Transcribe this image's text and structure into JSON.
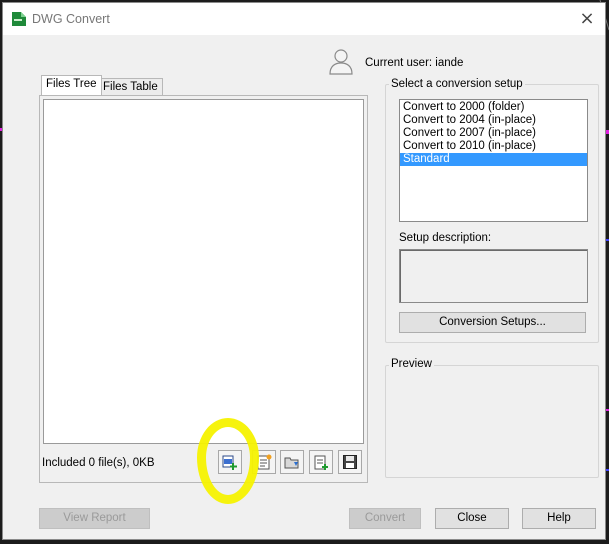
{
  "window": {
    "title": "DWG Convert",
    "close_glyph": "×"
  },
  "user": {
    "label": "Current user: iande",
    "icon": "user-silhouette-icon"
  },
  "tabs": [
    {
      "label": "Files Tree",
      "active": true
    },
    {
      "label": "Files Table",
      "active": false
    }
  ],
  "files": {
    "included_text": "Included 0 file(s), 0KB",
    "toolbar_icons": [
      "add-files-icon",
      "new-list-icon",
      "open-list-icon",
      "append-list-icon",
      "save-list-icon"
    ]
  },
  "conversion": {
    "caption": "Select a conversion setup",
    "setups": [
      {
        "label": "Convert to 2000 (folder)",
        "selected": false
      },
      {
        "label": "Convert to 2004 (in-place)",
        "selected": false
      },
      {
        "label": "Convert to 2007 (in-place)",
        "selected": false
      },
      {
        "label": "Convert to 2010 (in-place)",
        "selected": false
      },
      {
        "label": "Standard",
        "selected": true
      }
    ],
    "description_label": "Setup description:",
    "setups_button": "Conversion Setups..."
  },
  "preview": {
    "caption": "Preview"
  },
  "buttons": {
    "view_report": "View Report",
    "convert": "Convert",
    "close": "Close",
    "help": "Help"
  },
  "colors": {
    "selection": "#3399ff",
    "highlight": "#f5f200"
  }
}
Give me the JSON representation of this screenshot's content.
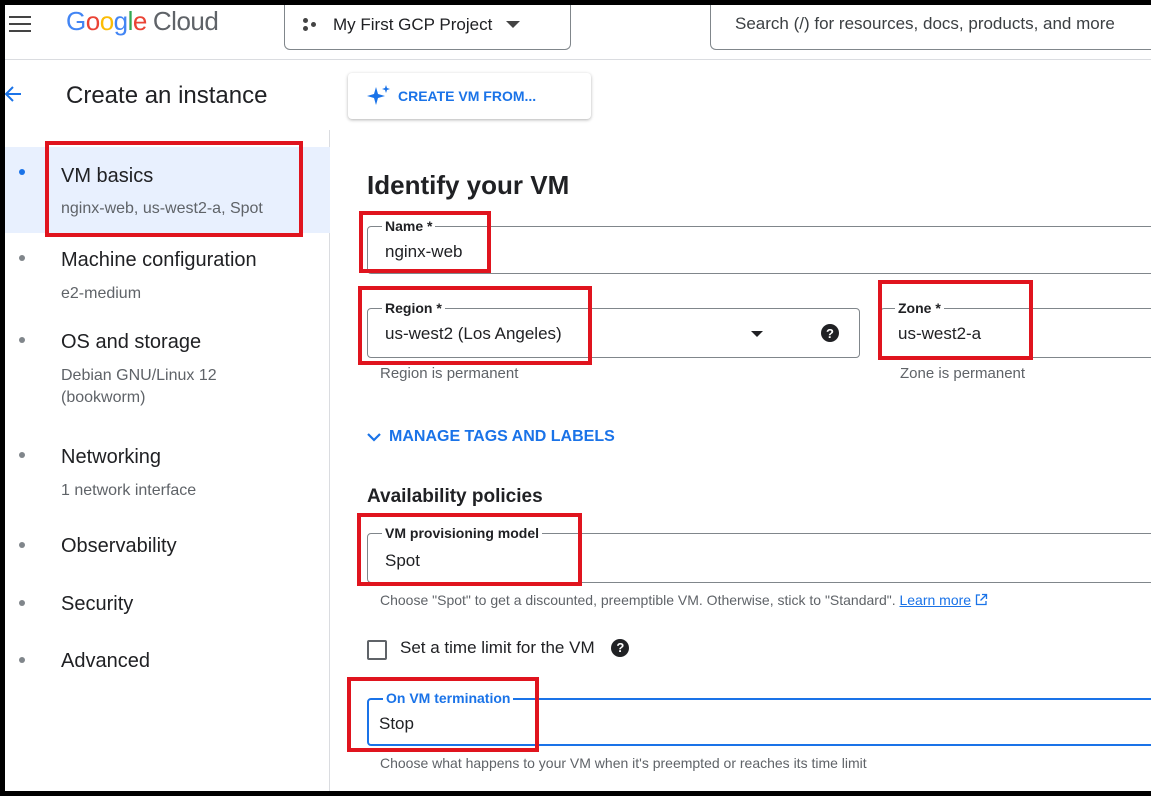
{
  "app": {
    "logo_text": "Google",
    "logo_suffix": "Cloud",
    "project_name": "My First GCP Project",
    "search_placeholder": "Search (/) for resources, docs, products, and more"
  },
  "header": {
    "title": "Create an instance",
    "create_vm_button": "CREATE VM FROM..."
  },
  "sidebar": {
    "items": [
      {
        "label": "VM basics",
        "sub": "nginx-web, us-west2-a, Spot"
      },
      {
        "label": "Machine configuration",
        "sub": "e2-medium"
      },
      {
        "label": "OS and storage",
        "sub": "Debian GNU/Linux 12 (bookworm)"
      },
      {
        "label": "Networking",
        "sub": "1 network interface"
      },
      {
        "label": "Observability",
        "sub": ""
      },
      {
        "label": "Security",
        "sub": ""
      },
      {
        "label": "Advanced",
        "sub": ""
      }
    ]
  },
  "main": {
    "section_title": "Identify your VM",
    "name_field": {
      "label": "Name *",
      "value": "nginx-web"
    },
    "region_field": {
      "label": "Region *",
      "value": "us-west2 (Los Angeles)",
      "hint": "Region is permanent"
    },
    "zone_field": {
      "label": "Zone *",
      "value": "us-west2-a",
      "hint": "Zone is permanent"
    },
    "manage_tags": "MANAGE TAGS AND LABELS",
    "availability_title": "Availability policies",
    "provisioning_field": {
      "label": "VM provisioning model",
      "value": "Spot",
      "hint": "Choose \"Spot\" to get a discounted, preemptible VM. Otherwise, stick to \"Standard\".",
      "learn_more": "Learn more"
    },
    "time_limit_label": "Set a time limit for the VM",
    "termination_field": {
      "label": "On VM termination",
      "value": "Stop",
      "hint": "Choose what happens to your VM when it's preempted or reaches its time limit"
    }
  },
  "colors": {
    "accent": "#1a73e8",
    "highlight": "#e0141e",
    "active_bg": "#e8f0fe"
  },
  "icons": [
    "menu-icon",
    "project-icon",
    "back-arrow-icon",
    "sparkle-icon",
    "chevron-down-icon",
    "help-icon",
    "external-link-icon"
  ]
}
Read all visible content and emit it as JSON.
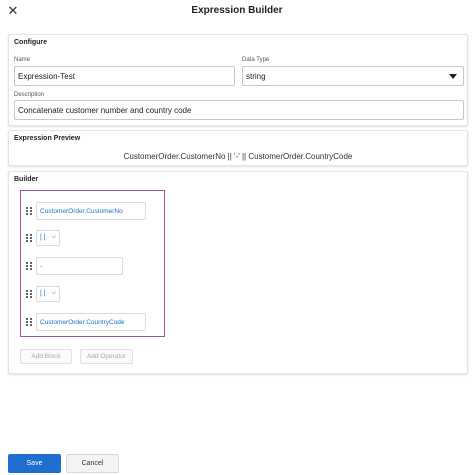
{
  "header": {
    "close_icon": "close-icon",
    "title": "Expression Builder"
  },
  "configure": {
    "section_title": "Configure",
    "name_label": "Name",
    "name_value": "Expression-Test",
    "data_type_label": "Data Type",
    "data_type_value": "string",
    "description_label": "Description",
    "description_value": "Concatenate customer number and country code"
  },
  "preview": {
    "section_title": "Expression Preview",
    "expression": "CustomerOrder.CustomerNo || '-' || CustomerOrder.CountryCode"
  },
  "builder": {
    "section_title": "Builder",
    "items": [
      {
        "kind": "block",
        "value": "CustomerOrder.CustomerNo"
      },
      {
        "kind": "operator",
        "value": "| |"
      },
      {
        "kind": "block",
        "value": "-"
      },
      {
        "kind": "operator",
        "value": "| |"
      },
      {
        "kind": "block",
        "value": "CustomerOrder.CountryCode"
      }
    ],
    "add_block_label": "Add Block",
    "add_operator_label": "Add Operator"
  },
  "footer": {
    "save_label": "Save",
    "cancel_label": "Cancel"
  },
  "colors": {
    "primary": "#1f6fd1",
    "builder_outline": "#a64ca6",
    "link_text": "#1a6fc4"
  }
}
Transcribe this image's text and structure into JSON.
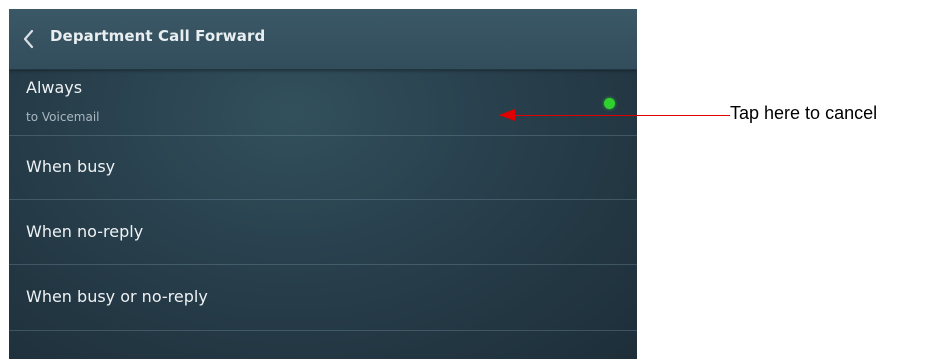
■ ■ ■ ■ ■ ■ ■
▸ **WHAT THIS TASK INVOLVES**
Output, exactly, all the records above; include no pictures.

▸ **WRITTEN ANSWER**
Transcribe this image's text and structure into JSON.
{
  "window": {
    "title": "DWG Convert",
    "close_glyph": "×"
  },
  "user": {
    "label": "Current user: iande",
    "icon": "user-silhouette-icon"
  },
  "tabs": [
    {
      "label": "Files Tree",
      "active": true
    },
    {
      "label": "Files Table",
      "active": false
    }
  ],
  "files": {
    "included_text": "Included 0 file(s), 0KB",
    "toolbar_icons": [
      "add-files-icon",
      "new-list-icon",
      "open-list-icon",
      "append-list-icon",
      "save-list-icon"
    ]
  },
  "conversion": {
    "caption": "Select a conversion setup",
    "setups": [
      {
        "label": "Convert to 2000 (folder)",
        "selected": false
      },
      {
        "label": "Convert to 2004 (in-place)",
        "selected": false
      },
      {
        "label": "Convert to 2007 (in-place)",
        "selected": false
      },
      {
        "label": "Convert to 2010 (in-place)",
        "selected": false
      },
      {
        "label": "Standard",
        "selected": true
      }
    ],
    "description_label": "Setup description:",
    "setups_button": "Conversion Setups..."
  },
  "preview": {
    "caption": "Preview"
  },
  "buttons": {
    "view_report": "View Report",
    "convert": "Convert",
    "close": "Close",
    "help": "Help"
  },
  "colors": {
    "selection": "#3399ff",
    "highlight": "#f5f200"
  }
}
Give me the JSON representation of this screenshot's content.
{
  "app": {
    "logo_text": "Google",
    "logo_suffix": "Cloud",
    "project_name": "My First GCP Project",
    "search_placeholder": "Search (/) for resources, docs, products, and more"
  },
  "header": {
    "title": "Create an instance",
    "create_vm_button": "CREATE VM FROM..."
  },
  "sidebar": {
    "items": [
      {
        "label": "VM basics",
        "sub": "nginx-web, us-west2-a, Spot"
      },
      {
        "label": "Machine configuration",
        "sub": "e2-medium"
      },
      {
        "label": "OS and storage",
        "sub": "Debian GNU/Linux 12 (bookworm)"
      },
      {
        "label": "Networking",
        "sub": "1 network interface"
      },
      {
        "label": "Observability",
        "sub": ""
      },
      {
        "label": "Security",
        "sub": ""
      },
      {
        "label": "Advanced",
        "sub": ""
      }
    ]
  },
  "main": {
    "section_title": "Identify your VM",
    "name_field": {
      "label": "Name *",
      "value": "nginx-web"
    },
    "region_field": {
      "label": "Region *",
      "value": "us-west2 (Los Angeles)",
      "hint": "Region is permanent"
    },
    "zone_field": {
      "label": "Zone *",
      "value": "us-west2-a",
      "hint": "Zone is permanent"
    },
    "manage_tags": "MANAGE TAGS AND LABELS",
    "availability_title": "Availability policies",
    "provisioning_field": {
      "label": "VM provisioning model",
      "value": "Spot",
      "hint": "Choose \"Spot\" to get a discounted, preemptible VM. Otherwise, stick to \"Standard\".",
      "learn_more": "Learn more"
    },
    "time_limit_label": "Set a time limit for the VM",
    "termination_field": {
      "label": "On VM termination",
      "value": "Stop",
      "hint": "Choose what happens to your VM when it's preempted or reaches its time limit"
    }
  },
  "colors": {
    "accent": "#1a73e8",
    "highlight": "#e0141e",
    "active_bg": "#e8f0fe"
  },
  "icons": [
    "menu-icon",
    "project-icon",
    "back-arrow-icon",
    "sparkle-icon",
    "chevron-down-icon",
    "help-icon",
    "external-link-icon"
  ]
}
Read all visible content and emit it as JSON.
{
  "header": {
    "close_icon": "close-icon",
    "title": "Expression Builder"
  },
  "configure": {
    "section_title": "Configure",
    "name_label": "Name",
    "name_value": "Expression-Test",
    "data_type_label": "Data Type",
    "data_type_value": "string",
    "description_label": "Description",
    "description_value": "Concatenate customer number and country code"
  },
  "preview": {
    "section_title": "Expression Preview",
    "expression": "CustomerOrder.CustomerNo || '-' || CustomerOrder.CountryCode"
  },
  "builder": {
    "section_title": "Builder",
    "items": [
      {
        "kind": "block",
        "value": "CustomerOrder.CustomerNo"
      },
      {
        "kind": "operator",
        "value": "| |"
      },
      {
        "kind": "block",
        "value": "-"
      },
      {
        "kind": "operator",
        "value": "| |"
      },
      {
        "kind": "block",
        "value": "CustomerOrder.CountryCode"
      }
    ],
    "add_block_label": "Add Block",
    "add_operator_label": "Add Operator"
  },
  "footer": {
    "save_label": "Save",
    "cancel_label": "Cancel"
  },
  "colors": {
    "primary": "#1f6fd1",
    "builder_outline": "#a64ca6",
    "link_text": "#1a6fc4"
  }
}
Transcribe this image's text and structure into JSON.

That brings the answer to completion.